▸ **Source data**:
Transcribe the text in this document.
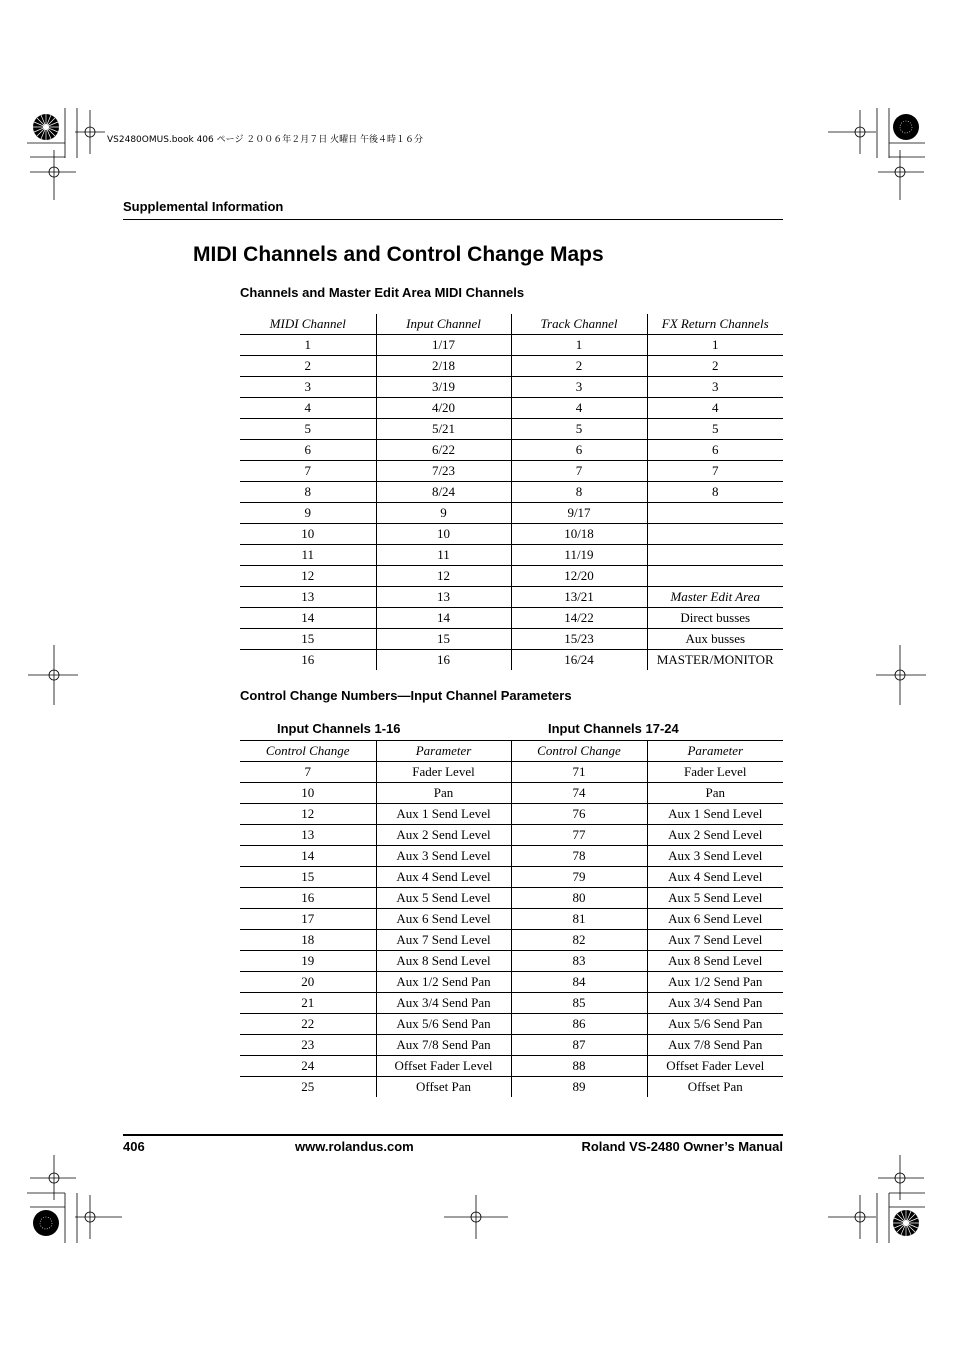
VS2480OMUS.book 406 ページ ２００６年２月７日 火曜日 午後４時１６分
Supplemental Information
MIDI Channels and Control Change Maps
Channels and Master Edit Area MIDI Channels
MIDI Channel	Input Channel	Track Channel	FX Return Channels
1	1/17	1	1
2	2/18	2	2
3	3/19	3	3
4	4/20	4	4
5	5/21	5	5
6	6/22	6	6
7	7/23	7	7
8	8/24	8	8
9	9	9/17	
10	10	10/18	
11	11	11/19	
12	12	12/20	
13	13	13/21	Master Edit Area
14	14	14/22	Direct busses
15	15	15/23	Aux busses
16	16	16/24	MASTER/MONITOR
Control Change Numbers—Input Channel Parameters
Input Channels 1-16	Input Channels 17-24
Control Change	Parameter	Control Change	Parameter
7	Fader Level	71	Fader Level
10	Pan	74	Pan
12	Aux 1 Send Level	76	Aux 1 Send Level
13	Aux 2 Send Level	77	Aux 2 Send Level
14	Aux 3 Send Level	78	Aux 3 Send Level
15	Aux 4 Send Level	79	Aux 4 Send Level
16	Aux 5 Send Level	80	Aux 5 Send Level
17	Aux 6 Send Level	81	Aux 6 Send Level
18	Aux 7 Send Level	82	Aux 7 Send Level
19	Aux 8 Send Level	83	Aux 8 Send Level
20	Aux 1/2 Send Pan	84	Aux 1/2 Send Pan
21	Aux 3/4 Send Pan	85	Aux 3/4 Send Pan
22	Aux 5/6 Send Pan	86	Aux 5/6 Send Pan
23	Aux 7/8 Send Pan	87	Aux 7/8 Send Pan
24	Offset Fader Level	88	Offset Fader Level
25	Offset Pan	89	Offset Pan
406	www.rolandus.com	Roland VS-2480 Owner’s Manual
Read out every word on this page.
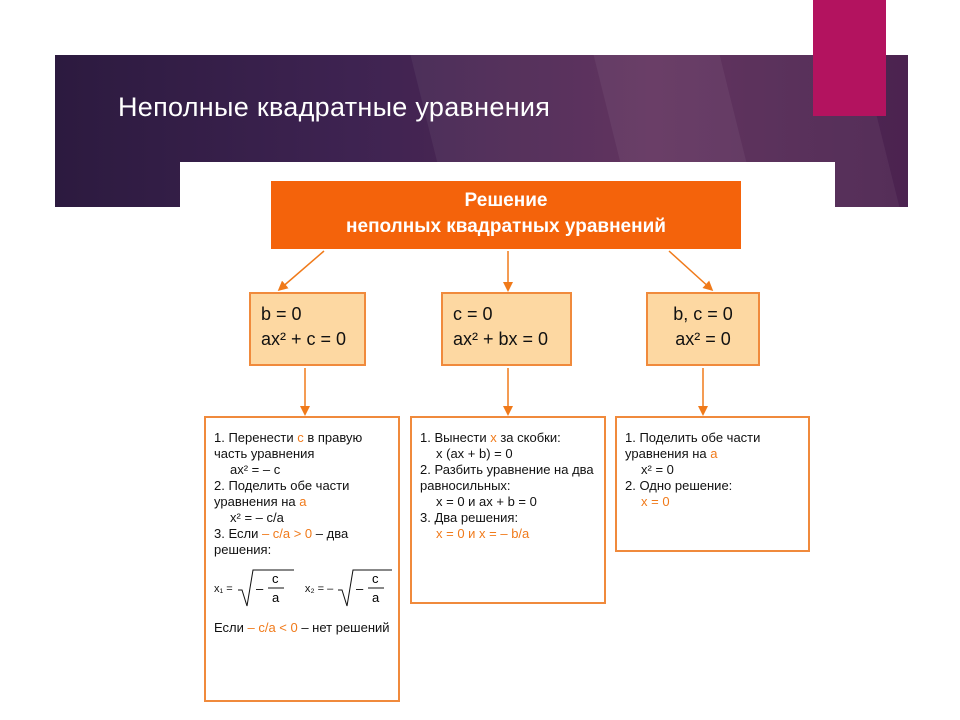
Неполные квадратные уравнения
Решение
неполных квадратных уравнений
b = 0
ax² + c = 0
c = 0
ax² + bx = 0
b, c = 0
ax² = 0

1. Перенести c в правую часть уравнения

ax² = – c

2. Поделить обе части уравнения на a

x² = – c/a

3. Если – c/a > 0 – два решения:

x₁ = –
c
a
x₂ = – –
c
a

Если – c/a < 0 – нет решений

1. Вынести x за скобки:

x (ax + b) = 0

2. Разбить уравнение на два равносильных:

x = 0 и ax + b = 0

3. Два решения:

x = 0 и x = – b/a

1. Поделить обе части уравнения на a

x² = 0

2. Одно решение:

x = 0
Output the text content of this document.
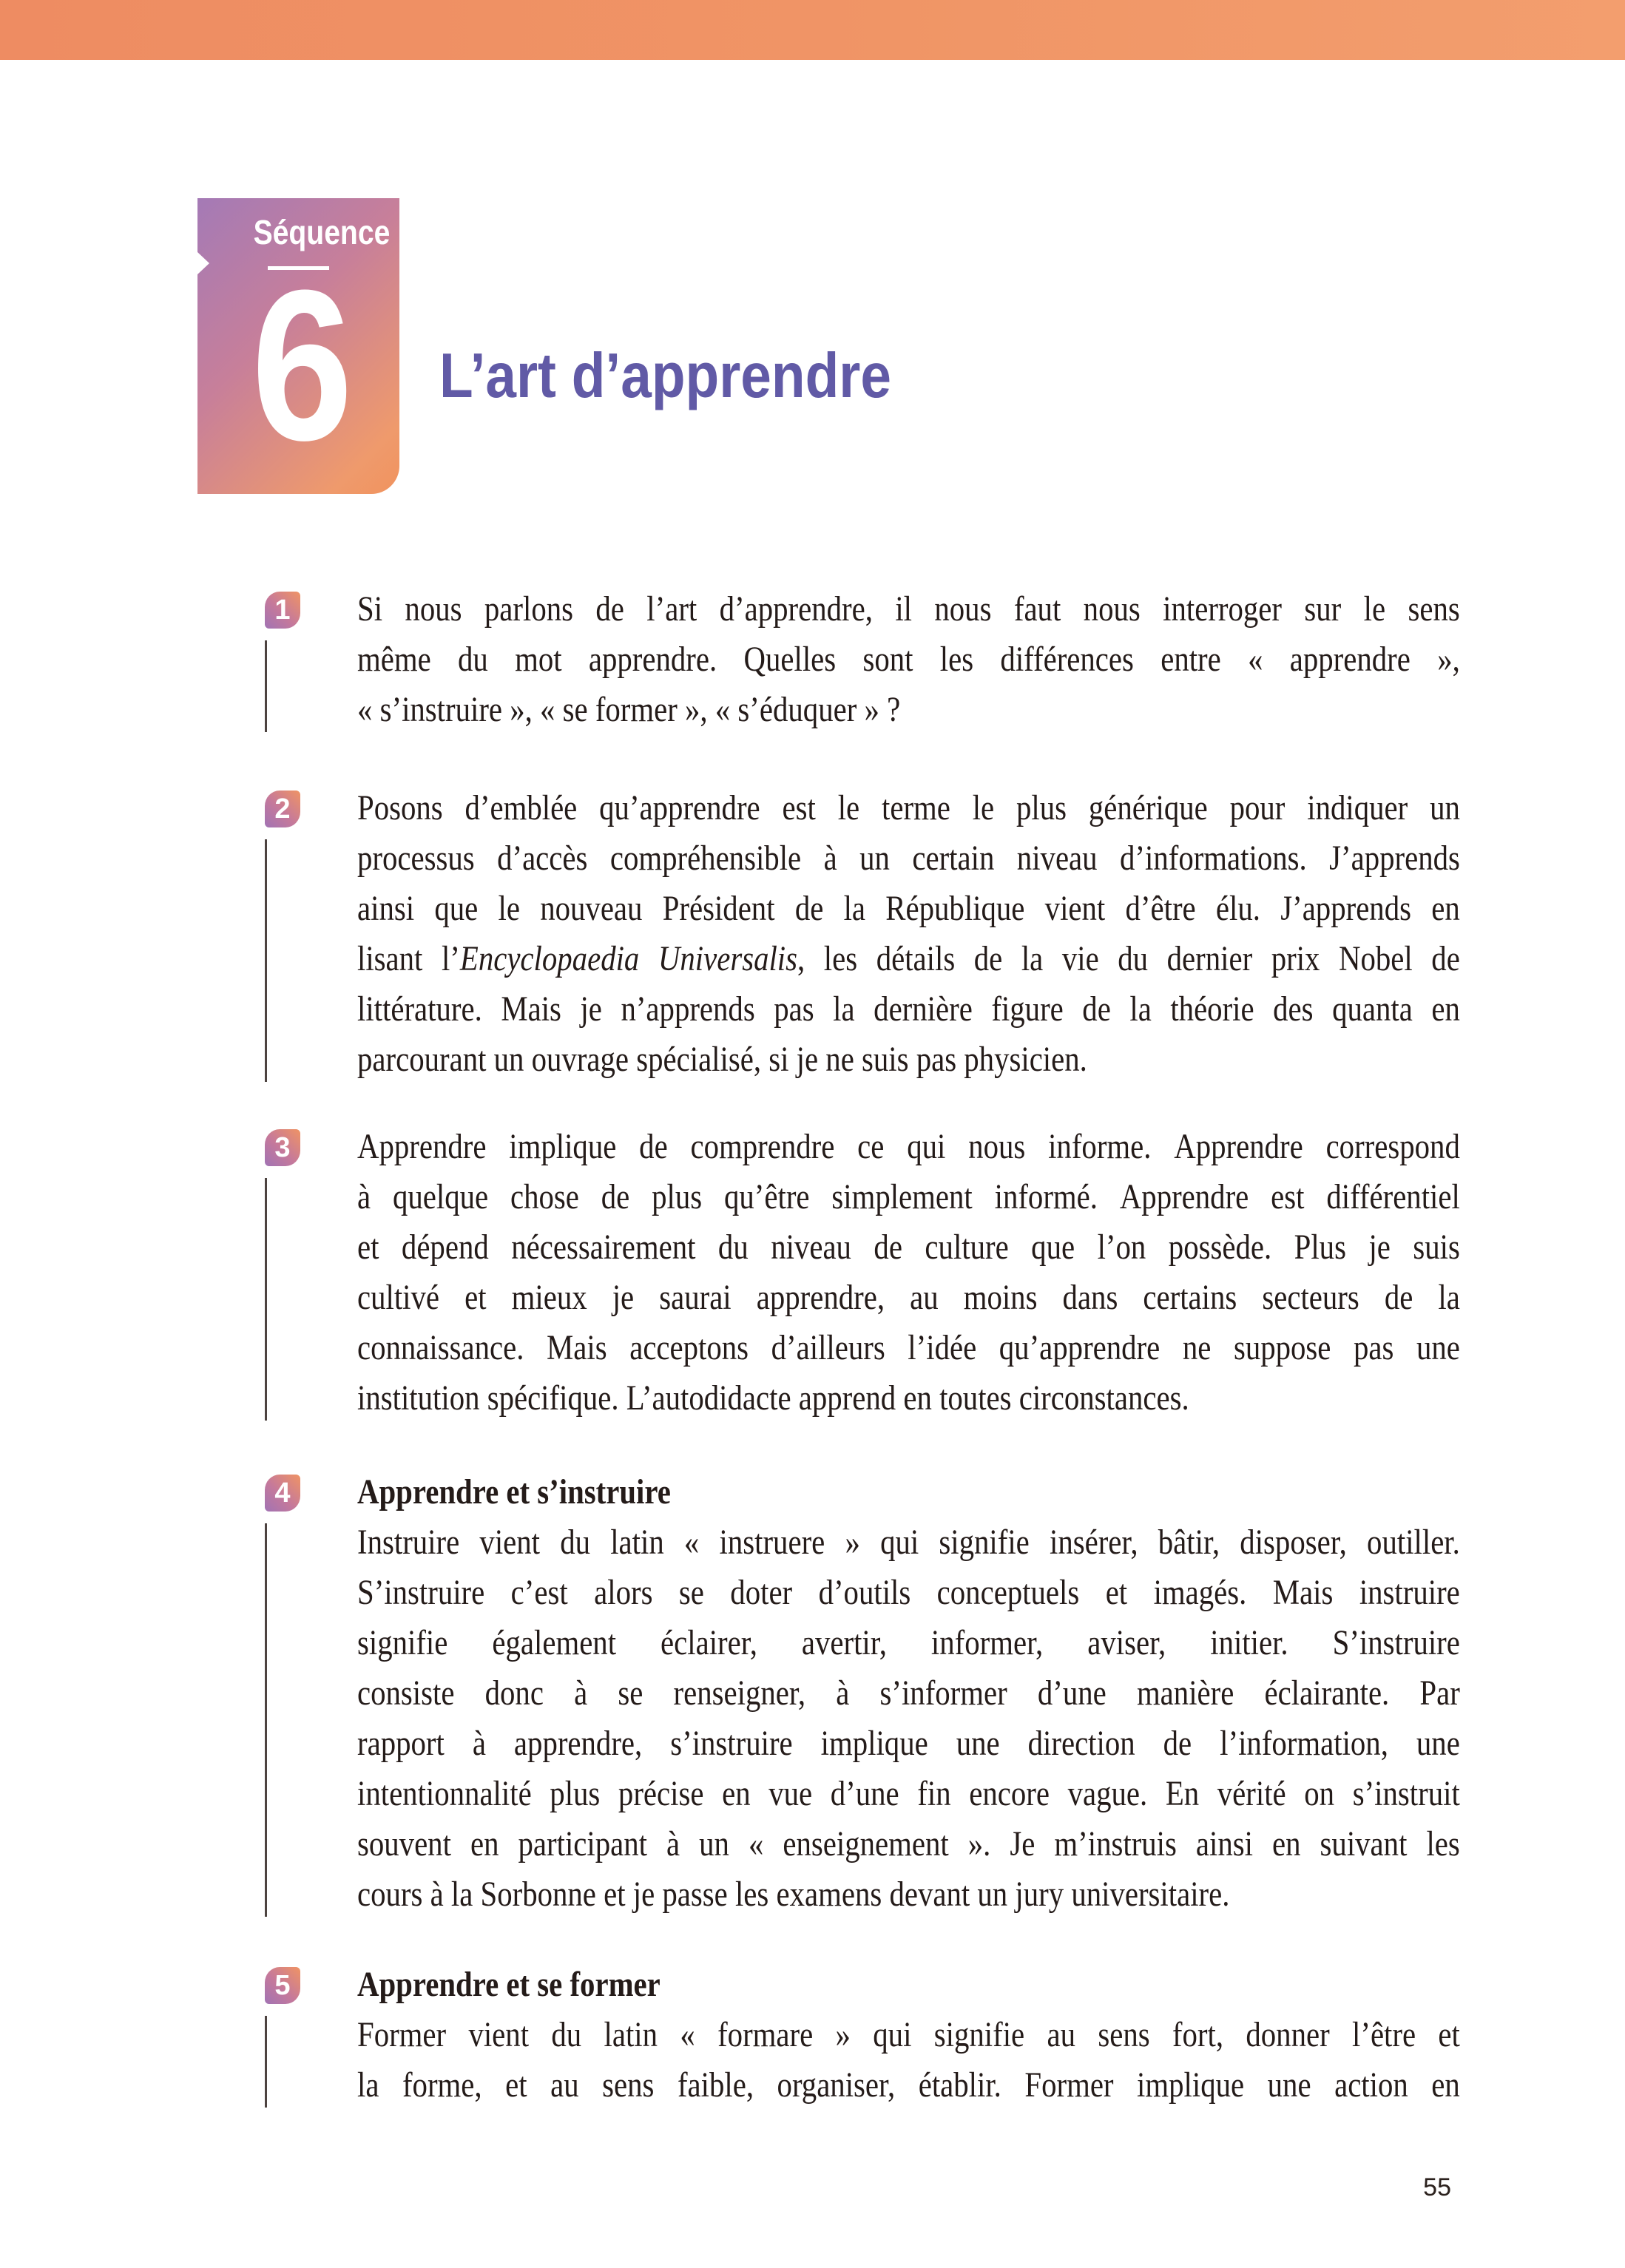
Séquence
6 L’art d’apprendre
Si nous parlons de l’art d’apprendre, il nous faut nous interroger sur le sens
même du mot apprendre. Quelles sont les différences entre « apprendre »,
« s’instruire », « se former », « s’éduquer » ?
1
Posons d’emblée qu’apprendre est le terme le plus générique pour indiquer un
processus d’accès compréhensible à un certain niveau d’informations. J’apprends
ainsi que le nouveau Président de la République vient d’être élu. J’apprends en
lisant l’Encyclopaedia Universalis, les détails de la vie du dernier prix Nobel de
littérature. Mais je n’apprends pas la dernière figure de la théorie des quanta en
parcourant un ouvrage spécialisé, si je ne suis pas physicien.
2
Apprendre implique de comprendre ce qui nous informe. Apprendre correspond
à quelque chose de plus qu’être simplement informé. Apprendre est différentiel
et dépend nécessairement du niveau de culture que l’on possède. Plus je suis
cultivé et mieux je saurai apprendre, au moins dans certains secteurs de la
connaissance. Mais acceptons d’ailleurs l’idée qu’apprendre ne suppose pas une
institution spécifique. L’autodidacte apprend en toutes circonstances.
3
Apprendre et s’instruire
Instruire vient du latin « instruere » qui signifie insérer, bâtir, disposer, outiller.
S’instruire c’est alors se doter d’outils conceptuels et imagés. Mais instruire
signifie également éclairer, avertir, informer, aviser, initier. S’instruire
consiste donc à se renseigner, à s’informer d’une manière éclairante. Par
rapport à apprendre, s’instruire implique une direction de l’information, une
intentionnalité plus précise en vue d’une fin encore vague. En vérité on s’instruit
souvent en participant à un « enseignement ». Je m’instruis ainsi en suivant les
cours à la Sorbonne et je passe les examens devant un jury universitaire.
4
Apprendre et se former
Former vient du latin « formare » qui signifie au sens fort, donner l’être et
la forme, et au sens faible, organiser, établir. Former implique une action en
5
55
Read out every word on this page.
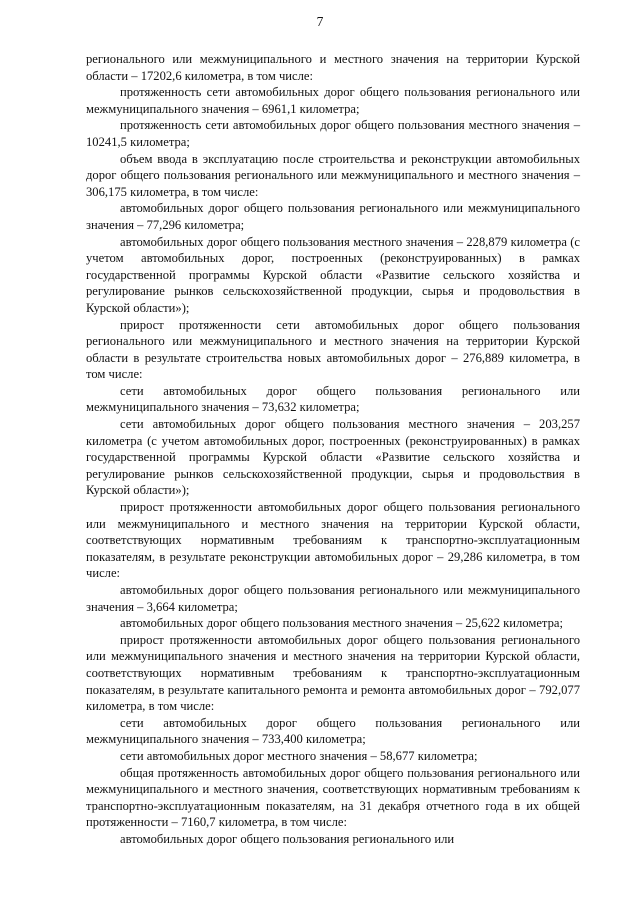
7

регионального или межмуниципального и местного значения на территории Курской области – 17202,6 километра, в том числе:

протяженность сети автомобильных дорог общего пользования регионального или межмуниципального значения – 6961,1 километра;

протяженность сети автомобильных дорог общего пользования местного значения – 10241,5 километра;

объем ввода в эксплуатацию после строительства и реконструкции автомобильных дорог общего пользования регионального или межмуниципального и местного значения – 306,175 километра, в том числе:

автомобильных дорог общего пользования регионального или межмуниципального значения – 77,296 километра;

автомобильных дорог общего пользования местного значения – 228,879 километра (с учетом автомобильных дорог, построенных (реконструированных) в рамках государственной программы Курской области «Развитие сельского хозяйства и регулирование рынков сельскохозяйственной продукции, сырья и продовольствия в Курской области»);

прирост протяженности сети автомобильных дорог общего пользования регионального или межмуниципального и местного значения на территории Курской области в результате строительства новых автомобильных дорог – 276,889 километра, в том числе:

сети автомобильных дорог общего пользования регионального или межмуниципального значения – 73,632 километра;

сети автомобильных дорог общего пользования местного значения – 203,257 километра (с учетом автомобильных дорог, построенных (реконструированных) в рамках государственной программы Курской области «Развитие сельского хозяйства и регулирование рынков сельскохозяйственной продукции, сырья и продовольствия в Курской области»);

прирост протяженности автомобильных дорог общего пользования регионального или межмуниципального и местного значения на территории Курской области, соответствующих нормативным требованиям к транспортно-эксплуатационным показателям, в результате реконструкции автомобильных дорог – 29,286 километра, в том числе:

автомобильных дорог общего пользования регионального или межмуниципального значения – 3,664 километра;

автомобильных дорог общего пользования местного значения – 25,622 километра;

прирост протяженности автомобильных дорог общего пользования регионального или межмуниципального значения и местного значения на территории Курской области, соответствующих нормативным требованиям к транспортно-эксплуатационным показателям, в результате капитального ремонта и ремонта автомобильных дорог – 792,077 километра, в том числе:

сети автомобильных дорог общего пользования регионального или межмуниципального значения – 733,400 километра;

сети автомобильных дорог местного значения – 58,677 километра;

общая протяженность автомобильных дорог общего пользования регионального или межмуниципального и местного значения, соответствующих нормативным требованиям к транспортно-эксплуатационным показателям, на 31 декабря отчетного года в их общей протяженности – 7160,7 километра, в том числе:

автомобильных дорог общего пользования регионального или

▸ **What this task involves**:
Scan the material line by line and report each one that contains "busses".

▸ **The result**:
14	14	14/22	Direct busses
15	15	15/23	Aux busses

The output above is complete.